Pick out each line in these entries that contains the string "this".

Chart and figure data
########################################
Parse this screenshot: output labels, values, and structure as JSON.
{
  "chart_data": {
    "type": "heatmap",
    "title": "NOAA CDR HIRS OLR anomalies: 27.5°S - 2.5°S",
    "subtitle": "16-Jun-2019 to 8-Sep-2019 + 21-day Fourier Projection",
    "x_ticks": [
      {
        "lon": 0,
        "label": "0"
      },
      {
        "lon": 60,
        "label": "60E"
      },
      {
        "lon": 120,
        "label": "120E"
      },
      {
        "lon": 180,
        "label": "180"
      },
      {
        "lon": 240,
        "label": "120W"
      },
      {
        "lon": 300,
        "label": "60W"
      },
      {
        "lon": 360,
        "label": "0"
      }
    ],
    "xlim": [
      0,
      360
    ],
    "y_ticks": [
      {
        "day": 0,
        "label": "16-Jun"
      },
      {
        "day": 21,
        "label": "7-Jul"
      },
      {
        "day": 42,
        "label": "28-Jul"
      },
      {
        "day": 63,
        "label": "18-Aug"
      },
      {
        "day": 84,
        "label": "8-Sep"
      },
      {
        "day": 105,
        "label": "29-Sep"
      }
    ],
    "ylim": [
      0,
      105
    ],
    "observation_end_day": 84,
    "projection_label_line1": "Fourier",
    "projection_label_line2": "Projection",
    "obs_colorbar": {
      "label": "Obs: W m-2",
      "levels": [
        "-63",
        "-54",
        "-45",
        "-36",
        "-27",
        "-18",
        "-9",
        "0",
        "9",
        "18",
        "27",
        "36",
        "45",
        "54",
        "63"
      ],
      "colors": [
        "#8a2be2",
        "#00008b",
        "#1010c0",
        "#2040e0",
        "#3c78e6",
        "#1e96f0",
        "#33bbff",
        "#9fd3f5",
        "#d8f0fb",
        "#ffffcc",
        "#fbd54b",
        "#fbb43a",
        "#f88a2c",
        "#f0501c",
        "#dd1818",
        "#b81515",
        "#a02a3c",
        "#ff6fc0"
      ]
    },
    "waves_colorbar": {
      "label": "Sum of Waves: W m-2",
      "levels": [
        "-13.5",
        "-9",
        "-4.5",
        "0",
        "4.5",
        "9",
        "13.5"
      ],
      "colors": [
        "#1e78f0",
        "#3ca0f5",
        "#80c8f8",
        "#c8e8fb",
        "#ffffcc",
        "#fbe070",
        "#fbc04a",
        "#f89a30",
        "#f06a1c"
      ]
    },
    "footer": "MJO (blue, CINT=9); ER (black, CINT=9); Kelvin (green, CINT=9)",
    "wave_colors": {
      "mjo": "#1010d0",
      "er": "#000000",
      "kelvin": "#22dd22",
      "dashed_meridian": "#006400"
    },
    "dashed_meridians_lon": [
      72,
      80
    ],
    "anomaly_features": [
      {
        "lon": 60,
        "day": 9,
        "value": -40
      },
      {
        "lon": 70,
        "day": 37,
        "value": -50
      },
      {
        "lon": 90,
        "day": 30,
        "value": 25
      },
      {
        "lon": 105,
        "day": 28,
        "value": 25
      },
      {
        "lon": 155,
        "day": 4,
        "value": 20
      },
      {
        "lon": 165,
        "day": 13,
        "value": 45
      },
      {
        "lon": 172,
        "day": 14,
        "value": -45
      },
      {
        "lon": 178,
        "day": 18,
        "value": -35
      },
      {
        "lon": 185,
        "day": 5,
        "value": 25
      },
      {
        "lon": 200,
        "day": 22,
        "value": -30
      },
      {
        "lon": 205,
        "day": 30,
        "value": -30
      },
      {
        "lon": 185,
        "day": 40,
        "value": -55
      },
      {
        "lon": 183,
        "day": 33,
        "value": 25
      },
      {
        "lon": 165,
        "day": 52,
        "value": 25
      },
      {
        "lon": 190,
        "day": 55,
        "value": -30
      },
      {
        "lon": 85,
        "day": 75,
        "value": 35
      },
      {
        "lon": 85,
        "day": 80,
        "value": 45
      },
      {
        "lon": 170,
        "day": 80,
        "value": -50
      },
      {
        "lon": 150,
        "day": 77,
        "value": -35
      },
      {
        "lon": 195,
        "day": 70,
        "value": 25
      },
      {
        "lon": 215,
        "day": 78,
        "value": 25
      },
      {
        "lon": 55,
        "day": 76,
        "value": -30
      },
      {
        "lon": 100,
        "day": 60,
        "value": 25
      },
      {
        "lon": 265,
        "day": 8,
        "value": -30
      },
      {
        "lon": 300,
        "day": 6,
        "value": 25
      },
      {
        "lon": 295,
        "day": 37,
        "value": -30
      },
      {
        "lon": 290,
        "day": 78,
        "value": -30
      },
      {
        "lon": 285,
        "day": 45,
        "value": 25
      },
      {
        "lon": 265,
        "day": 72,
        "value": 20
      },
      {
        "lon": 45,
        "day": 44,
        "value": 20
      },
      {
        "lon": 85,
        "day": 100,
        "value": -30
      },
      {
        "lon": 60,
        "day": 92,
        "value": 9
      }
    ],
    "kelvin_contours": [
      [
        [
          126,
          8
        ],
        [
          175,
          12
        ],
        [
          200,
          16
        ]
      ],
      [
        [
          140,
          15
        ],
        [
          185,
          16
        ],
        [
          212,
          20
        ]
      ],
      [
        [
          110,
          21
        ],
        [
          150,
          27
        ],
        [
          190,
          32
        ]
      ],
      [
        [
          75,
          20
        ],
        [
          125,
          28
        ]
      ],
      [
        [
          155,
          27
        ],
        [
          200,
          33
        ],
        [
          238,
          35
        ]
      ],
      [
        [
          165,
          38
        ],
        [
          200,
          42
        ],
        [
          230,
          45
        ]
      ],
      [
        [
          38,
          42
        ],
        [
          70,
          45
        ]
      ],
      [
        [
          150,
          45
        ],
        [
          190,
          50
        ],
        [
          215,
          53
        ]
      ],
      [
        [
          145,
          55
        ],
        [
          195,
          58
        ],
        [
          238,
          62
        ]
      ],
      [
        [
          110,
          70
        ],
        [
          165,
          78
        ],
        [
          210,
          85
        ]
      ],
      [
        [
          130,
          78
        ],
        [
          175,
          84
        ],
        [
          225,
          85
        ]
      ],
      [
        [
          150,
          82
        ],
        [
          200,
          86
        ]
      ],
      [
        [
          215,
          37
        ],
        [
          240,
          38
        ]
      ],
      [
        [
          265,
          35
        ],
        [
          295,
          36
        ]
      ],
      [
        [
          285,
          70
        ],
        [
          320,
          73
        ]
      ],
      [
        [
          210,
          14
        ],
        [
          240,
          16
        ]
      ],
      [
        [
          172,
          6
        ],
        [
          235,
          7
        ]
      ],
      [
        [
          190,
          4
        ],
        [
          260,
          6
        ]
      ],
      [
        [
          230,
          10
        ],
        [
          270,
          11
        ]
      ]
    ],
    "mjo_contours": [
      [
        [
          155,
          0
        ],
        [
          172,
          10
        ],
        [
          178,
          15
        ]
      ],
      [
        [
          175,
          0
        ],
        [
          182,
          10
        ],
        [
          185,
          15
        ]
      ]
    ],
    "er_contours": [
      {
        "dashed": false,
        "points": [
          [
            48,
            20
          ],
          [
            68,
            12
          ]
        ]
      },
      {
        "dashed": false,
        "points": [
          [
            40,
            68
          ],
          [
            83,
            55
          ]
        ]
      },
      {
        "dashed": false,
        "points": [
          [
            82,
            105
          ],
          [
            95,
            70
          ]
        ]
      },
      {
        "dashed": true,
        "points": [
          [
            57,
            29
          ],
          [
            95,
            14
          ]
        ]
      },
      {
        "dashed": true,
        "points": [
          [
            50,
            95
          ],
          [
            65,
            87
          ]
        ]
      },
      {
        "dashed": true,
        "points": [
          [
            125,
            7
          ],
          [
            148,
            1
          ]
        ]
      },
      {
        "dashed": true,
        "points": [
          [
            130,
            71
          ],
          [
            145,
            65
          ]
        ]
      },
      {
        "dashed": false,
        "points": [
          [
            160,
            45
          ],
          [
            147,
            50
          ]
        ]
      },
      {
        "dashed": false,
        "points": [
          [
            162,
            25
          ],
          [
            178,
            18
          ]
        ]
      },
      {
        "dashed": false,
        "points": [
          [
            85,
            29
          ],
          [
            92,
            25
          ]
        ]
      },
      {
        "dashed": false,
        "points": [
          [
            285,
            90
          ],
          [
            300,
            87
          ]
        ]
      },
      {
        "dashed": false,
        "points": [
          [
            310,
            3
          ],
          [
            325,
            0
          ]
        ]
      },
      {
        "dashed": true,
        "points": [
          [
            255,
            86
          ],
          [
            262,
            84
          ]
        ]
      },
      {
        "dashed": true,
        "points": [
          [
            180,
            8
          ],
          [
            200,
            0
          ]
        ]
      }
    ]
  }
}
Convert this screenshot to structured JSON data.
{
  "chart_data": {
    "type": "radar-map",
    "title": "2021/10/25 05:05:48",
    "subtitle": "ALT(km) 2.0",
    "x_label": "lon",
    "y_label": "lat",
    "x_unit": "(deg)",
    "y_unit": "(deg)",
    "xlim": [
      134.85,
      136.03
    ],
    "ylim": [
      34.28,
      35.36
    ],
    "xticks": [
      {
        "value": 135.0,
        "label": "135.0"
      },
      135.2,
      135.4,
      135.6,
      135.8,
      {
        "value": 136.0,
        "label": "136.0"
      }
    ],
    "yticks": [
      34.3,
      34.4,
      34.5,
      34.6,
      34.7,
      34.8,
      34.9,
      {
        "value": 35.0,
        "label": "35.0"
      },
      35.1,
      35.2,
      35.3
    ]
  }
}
########################################
• REPLY TO THE EXERCISE:
Parse this screenshot: output labels, values, and structure as JSON.
Convert this screenshot to structured JSON data.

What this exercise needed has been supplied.